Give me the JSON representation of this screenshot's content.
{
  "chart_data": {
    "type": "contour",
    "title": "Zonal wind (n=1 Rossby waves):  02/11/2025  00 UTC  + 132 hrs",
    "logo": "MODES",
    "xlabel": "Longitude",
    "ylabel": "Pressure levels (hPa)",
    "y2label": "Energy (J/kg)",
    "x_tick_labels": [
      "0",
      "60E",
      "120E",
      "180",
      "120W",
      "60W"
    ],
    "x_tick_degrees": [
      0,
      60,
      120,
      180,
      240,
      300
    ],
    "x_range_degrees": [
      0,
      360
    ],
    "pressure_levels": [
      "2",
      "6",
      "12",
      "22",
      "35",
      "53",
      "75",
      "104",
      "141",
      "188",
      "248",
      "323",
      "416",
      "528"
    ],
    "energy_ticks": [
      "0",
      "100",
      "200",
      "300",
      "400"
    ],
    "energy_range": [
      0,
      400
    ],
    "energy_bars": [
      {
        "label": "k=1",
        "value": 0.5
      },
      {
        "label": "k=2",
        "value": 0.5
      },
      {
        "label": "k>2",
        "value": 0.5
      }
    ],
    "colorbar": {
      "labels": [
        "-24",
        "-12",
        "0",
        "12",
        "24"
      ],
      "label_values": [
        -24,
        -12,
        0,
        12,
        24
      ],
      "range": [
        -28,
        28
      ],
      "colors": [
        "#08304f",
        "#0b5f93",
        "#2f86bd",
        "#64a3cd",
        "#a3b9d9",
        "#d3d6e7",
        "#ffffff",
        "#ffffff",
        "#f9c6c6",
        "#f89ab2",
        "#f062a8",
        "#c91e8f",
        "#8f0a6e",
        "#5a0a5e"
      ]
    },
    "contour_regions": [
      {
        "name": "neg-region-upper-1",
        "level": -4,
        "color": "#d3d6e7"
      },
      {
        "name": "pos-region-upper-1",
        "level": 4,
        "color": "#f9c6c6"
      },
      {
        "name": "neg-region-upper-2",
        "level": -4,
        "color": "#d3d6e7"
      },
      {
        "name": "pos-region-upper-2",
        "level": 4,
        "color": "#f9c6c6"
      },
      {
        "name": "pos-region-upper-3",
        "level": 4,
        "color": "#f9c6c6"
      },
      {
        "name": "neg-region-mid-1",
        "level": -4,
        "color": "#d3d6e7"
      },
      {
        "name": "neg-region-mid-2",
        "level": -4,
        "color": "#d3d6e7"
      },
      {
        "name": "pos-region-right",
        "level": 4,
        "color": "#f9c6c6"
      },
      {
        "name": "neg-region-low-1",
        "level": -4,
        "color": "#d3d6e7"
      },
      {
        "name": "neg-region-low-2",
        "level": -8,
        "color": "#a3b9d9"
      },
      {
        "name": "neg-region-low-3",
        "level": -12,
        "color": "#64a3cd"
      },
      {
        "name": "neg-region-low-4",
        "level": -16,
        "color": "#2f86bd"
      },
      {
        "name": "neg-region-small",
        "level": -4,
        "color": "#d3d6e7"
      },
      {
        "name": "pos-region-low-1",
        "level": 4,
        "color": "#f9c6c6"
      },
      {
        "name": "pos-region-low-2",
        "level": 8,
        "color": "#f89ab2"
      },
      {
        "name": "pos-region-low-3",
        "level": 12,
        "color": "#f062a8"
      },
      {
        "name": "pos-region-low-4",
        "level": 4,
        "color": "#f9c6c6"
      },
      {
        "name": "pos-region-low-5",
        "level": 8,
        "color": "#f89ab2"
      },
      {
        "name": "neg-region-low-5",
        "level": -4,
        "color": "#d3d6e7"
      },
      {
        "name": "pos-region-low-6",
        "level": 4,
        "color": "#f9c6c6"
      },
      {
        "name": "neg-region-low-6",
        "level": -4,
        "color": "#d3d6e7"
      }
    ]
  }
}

—————

> _To do_
Retype every record above exactly as it appears.

> _Solution below_
Give me the JSON representation of this screenshot's content.
{
  "chart_data": {
    "type": "contour",
    "title": "Zonal wind (n=1 Rossby waves):  02/11/2025  00 UTC  + 132 hrs",
    "logo": "MODES",
    "xlabel": "Longitude",
    "ylabel": "Pressure levels (hPa)",
    "y2label": "Energy (J/kg)",
    "x_tick_labels": [
      "0",
      "60E",
      "120E",
      "180",
      "120W",
      "60W"
    ],
    "x_tick_degrees": [
      0,
      60,
      120,
      180,
      240,
      300
    ],
    "x_range_degrees": [
      0,
      360
    ],
    "pressure_levels": [
      "2",
      "6",
      "12",
      "22",
      "35",
      "53",
      "75",
      "104",
      "141",
      "188",
      "248",
      "323",
      "416",
      "528"
    ],
    "energy_ticks": [
      "0",
      "100",
      "200",
      "300",
      "400"
    ],
    "energy_range": [
      0,
      400
    ],
    "energy_bars": [
      {
        "label": "k=1",
        "value": 0.5
      },
      {
        "label": "k=2",
        "value": 0.5
      },
      {
        "label": "k>2",
        "value": 0.5
      }
    ],
    "colorbar": {
      "labels": [
        "-24",
        "-12",
        "0",
        "12",
        "24"
      ],
      "label_values": [
        -24,
        -12,
        0,
        12,
        24
      ],
      "range": [
        -28,
        28
      ],
      "colors": [
        "#08304f",
        "#0b5f93",
        "#2f86bd",
        "#64a3cd",
        "#a3b9d9",
        "#d3d6e7",
        "#ffffff",
        "#ffffff",
        "#f9c6c6",
        "#f89ab2",
        "#f062a8",
        "#c91e8f",
        "#8f0a6e",
        "#5a0a5e"
      ]
    },
    "contour_regions": [
      {
        "name": "neg-region-upper-1",
        "level": -4,
        "color": "#d3d6e7"
      },
      {
        "name": "pos-region-upper-1",
        "level": 4,
        "color": "#f9c6c6"
      },
      {
        "name": "neg-region-upper-2",
        "level": -4,
        "color": "#d3d6e7"
      },
      {
        "name": "pos-region-upper-2",
        "level": 4,
        "color": "#f9c6c6"
      },
      {
        "name": "pos-region-upper-3",
        "level": 4,
        "color": "#f9c6c6"
      },
      {
        "name": "neg-region-mid-1",
        "level": -4,
        "color": "#d3d6e7"
      },
      {
        "name": "neg-region-mid-2",
        "level": -4,
        "color": "#d3d6e7"
      },
      {
        "name": "pos-region-right",
        "level": 4,
        "color": "#f9c6c6"
      },
      {
        "name": "neg-region-low-1",
        "level": -4,
        "color": "#d3d6e7"
      },
      {
        "name": "neg-region-low-2",
        "level": -8,
        "color": "#a3b9d9"
      },
      {
        "name": "neg-region-low-3",
        "level": -12,
        "color": "#64a3cd"
      },
      {
        "name": "neg-region-low-4",
        "level": -16,
        "color": "#2f86bd"
      },
      {
        "name": "neg-region-small",
        "level": -4,
        "color": "#d3d6e7"
      },
      {
        "name": "pos-region-low-1",
        "level": 4,
        "color": "#f9c6c6"
      },
      {
        "name": "pos-region-low-2",
        "level": 8,
        "color": "#f89ab2"
      },
      {
        "name": "pos-region-low-3",
        "level": 12,
        "color": "#f062a8"
      },
      {
        "name": "pos-region-low-4",
        "level": 4,
        "color": "#f9c6c6"
      },
      {
        "name": "pos-region-low-5",
        "level": 8,
        "color": "#f89ab2"
      },
      {
        "name": "neg-region-low-5",
        "level": -4,
        "color": "#d3d6e7"
      },
      {
        "name": "pos-region-low-6",
        "level": 4,
        "color": "#f9c6c6"
      },
      {
        "name": "neg-region-low-6",
        "level": -4,
        "color": "#d3d6e7"
      }
    ]
  }
}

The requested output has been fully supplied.